Each line of the listing that contains the word "screenshot" is to be copied.

Data extracted from a collection
.....

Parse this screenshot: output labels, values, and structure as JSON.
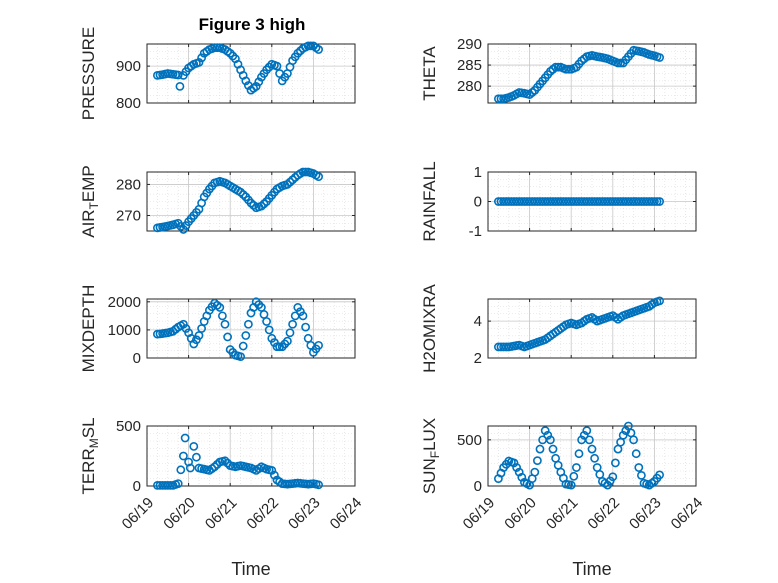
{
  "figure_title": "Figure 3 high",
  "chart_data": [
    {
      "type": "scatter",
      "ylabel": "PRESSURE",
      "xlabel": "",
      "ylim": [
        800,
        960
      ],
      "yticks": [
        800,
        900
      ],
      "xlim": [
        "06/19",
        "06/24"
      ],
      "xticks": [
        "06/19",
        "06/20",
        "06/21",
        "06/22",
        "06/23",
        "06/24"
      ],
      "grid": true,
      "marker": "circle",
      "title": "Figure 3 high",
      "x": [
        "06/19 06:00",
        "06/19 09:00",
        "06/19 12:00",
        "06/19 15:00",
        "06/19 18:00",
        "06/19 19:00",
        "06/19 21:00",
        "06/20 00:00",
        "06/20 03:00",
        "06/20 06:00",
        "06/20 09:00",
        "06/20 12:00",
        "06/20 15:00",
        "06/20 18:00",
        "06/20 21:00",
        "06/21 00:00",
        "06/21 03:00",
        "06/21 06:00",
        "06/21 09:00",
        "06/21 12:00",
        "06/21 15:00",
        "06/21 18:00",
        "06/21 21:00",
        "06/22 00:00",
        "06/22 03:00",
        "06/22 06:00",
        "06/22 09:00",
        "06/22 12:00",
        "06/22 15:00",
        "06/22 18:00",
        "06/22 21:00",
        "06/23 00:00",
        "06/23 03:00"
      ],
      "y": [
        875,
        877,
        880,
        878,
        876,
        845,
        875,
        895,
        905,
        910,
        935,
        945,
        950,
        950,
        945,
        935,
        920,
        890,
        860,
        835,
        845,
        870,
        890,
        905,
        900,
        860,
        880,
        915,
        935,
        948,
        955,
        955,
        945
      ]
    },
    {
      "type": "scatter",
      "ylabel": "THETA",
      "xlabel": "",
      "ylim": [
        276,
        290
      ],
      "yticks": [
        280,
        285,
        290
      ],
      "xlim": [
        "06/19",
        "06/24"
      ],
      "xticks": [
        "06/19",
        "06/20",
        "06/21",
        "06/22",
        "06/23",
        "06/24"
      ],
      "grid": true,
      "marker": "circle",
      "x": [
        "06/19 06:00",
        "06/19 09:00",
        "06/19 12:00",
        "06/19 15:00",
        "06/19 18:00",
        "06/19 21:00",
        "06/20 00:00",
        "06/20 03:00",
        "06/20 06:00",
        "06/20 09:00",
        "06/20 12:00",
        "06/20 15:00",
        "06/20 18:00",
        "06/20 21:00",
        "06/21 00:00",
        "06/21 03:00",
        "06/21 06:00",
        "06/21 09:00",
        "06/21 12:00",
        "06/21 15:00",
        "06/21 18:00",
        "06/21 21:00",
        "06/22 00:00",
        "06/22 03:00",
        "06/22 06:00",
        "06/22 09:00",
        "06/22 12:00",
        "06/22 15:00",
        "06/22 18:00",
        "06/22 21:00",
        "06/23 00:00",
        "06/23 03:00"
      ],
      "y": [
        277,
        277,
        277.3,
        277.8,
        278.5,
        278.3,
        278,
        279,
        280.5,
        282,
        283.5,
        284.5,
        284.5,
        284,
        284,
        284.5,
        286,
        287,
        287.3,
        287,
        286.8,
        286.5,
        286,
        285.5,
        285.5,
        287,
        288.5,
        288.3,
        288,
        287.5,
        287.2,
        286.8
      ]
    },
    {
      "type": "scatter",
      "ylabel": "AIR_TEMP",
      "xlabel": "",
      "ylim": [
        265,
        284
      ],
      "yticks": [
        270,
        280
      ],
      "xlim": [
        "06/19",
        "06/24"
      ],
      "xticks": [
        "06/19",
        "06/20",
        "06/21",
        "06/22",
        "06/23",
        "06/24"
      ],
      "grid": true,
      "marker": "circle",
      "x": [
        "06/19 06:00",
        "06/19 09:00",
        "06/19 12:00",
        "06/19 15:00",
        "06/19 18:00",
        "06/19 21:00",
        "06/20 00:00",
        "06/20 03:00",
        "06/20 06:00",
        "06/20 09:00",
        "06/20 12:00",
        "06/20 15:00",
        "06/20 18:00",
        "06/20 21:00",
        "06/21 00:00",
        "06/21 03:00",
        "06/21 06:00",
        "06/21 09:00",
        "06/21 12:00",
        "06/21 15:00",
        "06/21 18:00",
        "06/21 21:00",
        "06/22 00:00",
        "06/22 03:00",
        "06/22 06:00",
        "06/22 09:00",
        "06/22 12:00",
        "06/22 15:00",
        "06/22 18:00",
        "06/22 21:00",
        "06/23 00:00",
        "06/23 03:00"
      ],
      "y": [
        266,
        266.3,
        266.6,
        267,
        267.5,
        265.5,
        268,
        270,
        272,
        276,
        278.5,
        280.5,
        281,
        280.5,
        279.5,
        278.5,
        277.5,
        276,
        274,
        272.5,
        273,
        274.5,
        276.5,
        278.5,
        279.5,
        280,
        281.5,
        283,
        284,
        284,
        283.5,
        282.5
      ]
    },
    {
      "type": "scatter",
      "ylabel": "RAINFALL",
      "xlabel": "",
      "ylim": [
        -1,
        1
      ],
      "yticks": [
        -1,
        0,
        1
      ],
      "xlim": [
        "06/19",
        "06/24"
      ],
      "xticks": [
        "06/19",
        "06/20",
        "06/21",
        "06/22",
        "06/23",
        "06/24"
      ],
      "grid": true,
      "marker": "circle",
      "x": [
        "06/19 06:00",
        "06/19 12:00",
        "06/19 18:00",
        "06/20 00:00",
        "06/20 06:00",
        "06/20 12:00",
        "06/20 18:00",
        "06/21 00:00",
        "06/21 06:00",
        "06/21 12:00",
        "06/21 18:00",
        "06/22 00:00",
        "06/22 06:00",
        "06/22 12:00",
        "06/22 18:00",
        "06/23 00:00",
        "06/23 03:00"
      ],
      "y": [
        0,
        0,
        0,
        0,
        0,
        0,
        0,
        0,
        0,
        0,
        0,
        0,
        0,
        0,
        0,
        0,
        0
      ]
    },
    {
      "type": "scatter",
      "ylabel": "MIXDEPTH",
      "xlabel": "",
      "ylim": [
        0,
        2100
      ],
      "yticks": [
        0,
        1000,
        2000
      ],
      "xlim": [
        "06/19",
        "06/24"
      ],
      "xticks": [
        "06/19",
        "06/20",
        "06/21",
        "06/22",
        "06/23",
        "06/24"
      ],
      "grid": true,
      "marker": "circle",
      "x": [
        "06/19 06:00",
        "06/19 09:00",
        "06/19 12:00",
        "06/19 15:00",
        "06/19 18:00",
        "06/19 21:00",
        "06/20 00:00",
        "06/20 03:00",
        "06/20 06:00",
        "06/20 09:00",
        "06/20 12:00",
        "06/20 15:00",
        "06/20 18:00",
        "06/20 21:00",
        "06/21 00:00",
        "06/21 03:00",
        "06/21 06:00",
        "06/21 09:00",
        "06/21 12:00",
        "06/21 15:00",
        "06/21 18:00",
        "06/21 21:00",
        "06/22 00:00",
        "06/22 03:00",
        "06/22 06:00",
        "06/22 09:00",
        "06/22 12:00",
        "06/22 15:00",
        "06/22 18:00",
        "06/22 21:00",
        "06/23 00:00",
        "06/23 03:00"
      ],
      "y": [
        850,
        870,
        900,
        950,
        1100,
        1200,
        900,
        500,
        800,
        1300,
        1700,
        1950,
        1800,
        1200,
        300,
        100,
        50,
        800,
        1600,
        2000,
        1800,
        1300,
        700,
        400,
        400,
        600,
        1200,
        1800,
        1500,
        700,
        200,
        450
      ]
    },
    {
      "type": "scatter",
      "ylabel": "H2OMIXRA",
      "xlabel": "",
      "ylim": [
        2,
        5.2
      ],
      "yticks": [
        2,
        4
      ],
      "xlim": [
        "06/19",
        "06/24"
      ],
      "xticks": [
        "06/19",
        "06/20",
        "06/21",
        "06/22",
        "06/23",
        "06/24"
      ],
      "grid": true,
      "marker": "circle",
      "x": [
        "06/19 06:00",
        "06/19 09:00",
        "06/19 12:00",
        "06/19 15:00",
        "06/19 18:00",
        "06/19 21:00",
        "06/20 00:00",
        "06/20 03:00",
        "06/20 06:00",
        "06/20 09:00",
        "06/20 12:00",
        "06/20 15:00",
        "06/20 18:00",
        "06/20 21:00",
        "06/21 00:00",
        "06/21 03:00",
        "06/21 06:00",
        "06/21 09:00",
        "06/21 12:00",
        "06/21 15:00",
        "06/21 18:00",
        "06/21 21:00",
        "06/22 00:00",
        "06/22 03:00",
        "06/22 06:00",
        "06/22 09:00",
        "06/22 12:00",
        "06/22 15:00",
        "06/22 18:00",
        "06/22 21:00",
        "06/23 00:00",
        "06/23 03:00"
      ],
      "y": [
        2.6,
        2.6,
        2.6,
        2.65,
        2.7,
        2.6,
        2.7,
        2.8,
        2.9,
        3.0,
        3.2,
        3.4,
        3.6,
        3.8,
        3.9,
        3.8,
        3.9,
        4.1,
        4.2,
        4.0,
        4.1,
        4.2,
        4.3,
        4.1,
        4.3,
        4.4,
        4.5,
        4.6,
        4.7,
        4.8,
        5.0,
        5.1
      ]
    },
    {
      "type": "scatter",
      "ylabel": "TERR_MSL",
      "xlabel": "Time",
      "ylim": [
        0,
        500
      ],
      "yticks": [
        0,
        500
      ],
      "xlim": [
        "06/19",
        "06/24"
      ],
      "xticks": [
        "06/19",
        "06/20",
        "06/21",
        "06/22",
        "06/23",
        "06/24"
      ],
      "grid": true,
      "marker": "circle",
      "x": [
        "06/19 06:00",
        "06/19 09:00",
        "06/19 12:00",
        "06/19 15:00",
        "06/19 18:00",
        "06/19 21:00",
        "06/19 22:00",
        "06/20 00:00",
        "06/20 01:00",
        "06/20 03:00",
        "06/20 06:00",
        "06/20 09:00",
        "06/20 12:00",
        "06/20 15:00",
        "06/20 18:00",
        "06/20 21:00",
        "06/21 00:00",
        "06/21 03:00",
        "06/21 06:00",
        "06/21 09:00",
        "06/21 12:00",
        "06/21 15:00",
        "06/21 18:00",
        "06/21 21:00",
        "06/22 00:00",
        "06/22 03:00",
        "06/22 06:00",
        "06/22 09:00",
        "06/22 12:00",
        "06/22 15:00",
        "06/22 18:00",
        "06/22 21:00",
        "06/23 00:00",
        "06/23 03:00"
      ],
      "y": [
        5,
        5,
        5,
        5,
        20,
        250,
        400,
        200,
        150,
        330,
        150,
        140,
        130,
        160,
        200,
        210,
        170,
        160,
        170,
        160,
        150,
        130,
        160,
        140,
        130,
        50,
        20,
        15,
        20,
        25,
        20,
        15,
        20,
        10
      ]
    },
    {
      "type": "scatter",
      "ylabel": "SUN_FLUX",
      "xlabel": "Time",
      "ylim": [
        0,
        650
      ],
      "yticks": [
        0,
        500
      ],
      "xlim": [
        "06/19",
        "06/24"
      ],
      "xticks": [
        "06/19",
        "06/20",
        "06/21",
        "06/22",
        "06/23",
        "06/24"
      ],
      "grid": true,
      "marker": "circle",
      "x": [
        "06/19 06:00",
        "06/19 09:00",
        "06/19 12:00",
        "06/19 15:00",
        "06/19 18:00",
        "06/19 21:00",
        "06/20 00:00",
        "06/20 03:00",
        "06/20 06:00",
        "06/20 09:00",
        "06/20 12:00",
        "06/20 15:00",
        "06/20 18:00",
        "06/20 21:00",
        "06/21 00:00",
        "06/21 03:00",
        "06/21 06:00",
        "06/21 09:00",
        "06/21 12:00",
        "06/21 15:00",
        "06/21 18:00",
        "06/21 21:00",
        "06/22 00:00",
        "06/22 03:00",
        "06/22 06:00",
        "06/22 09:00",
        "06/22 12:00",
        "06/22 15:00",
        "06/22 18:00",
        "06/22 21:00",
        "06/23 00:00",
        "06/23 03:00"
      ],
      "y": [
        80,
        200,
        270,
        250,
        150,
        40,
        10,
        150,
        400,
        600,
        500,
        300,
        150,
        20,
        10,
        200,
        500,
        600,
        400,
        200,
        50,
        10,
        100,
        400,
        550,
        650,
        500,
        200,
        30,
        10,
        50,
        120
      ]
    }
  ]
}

.....

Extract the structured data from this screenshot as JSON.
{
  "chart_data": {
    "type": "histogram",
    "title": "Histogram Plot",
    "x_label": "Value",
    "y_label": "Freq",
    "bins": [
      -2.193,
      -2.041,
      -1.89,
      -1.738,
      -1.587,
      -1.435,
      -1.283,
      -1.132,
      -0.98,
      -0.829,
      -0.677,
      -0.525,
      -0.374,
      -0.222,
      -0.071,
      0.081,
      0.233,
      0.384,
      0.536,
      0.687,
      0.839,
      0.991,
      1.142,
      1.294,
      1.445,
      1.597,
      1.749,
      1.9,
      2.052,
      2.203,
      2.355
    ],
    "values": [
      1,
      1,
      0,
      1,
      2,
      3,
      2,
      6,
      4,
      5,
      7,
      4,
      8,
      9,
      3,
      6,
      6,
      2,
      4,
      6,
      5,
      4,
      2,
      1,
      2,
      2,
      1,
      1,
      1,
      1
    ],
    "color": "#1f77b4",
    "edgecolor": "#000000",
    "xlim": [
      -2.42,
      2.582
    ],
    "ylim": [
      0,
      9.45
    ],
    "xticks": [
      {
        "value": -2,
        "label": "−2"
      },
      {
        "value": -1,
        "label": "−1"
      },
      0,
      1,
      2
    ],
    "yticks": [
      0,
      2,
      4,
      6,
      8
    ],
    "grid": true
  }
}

.....

## [OUTPUT FOR THIS TASK]
Parse this screenshot: output labels, values, and structure as JSON.
Extract the structured data from this screenshot as JSON.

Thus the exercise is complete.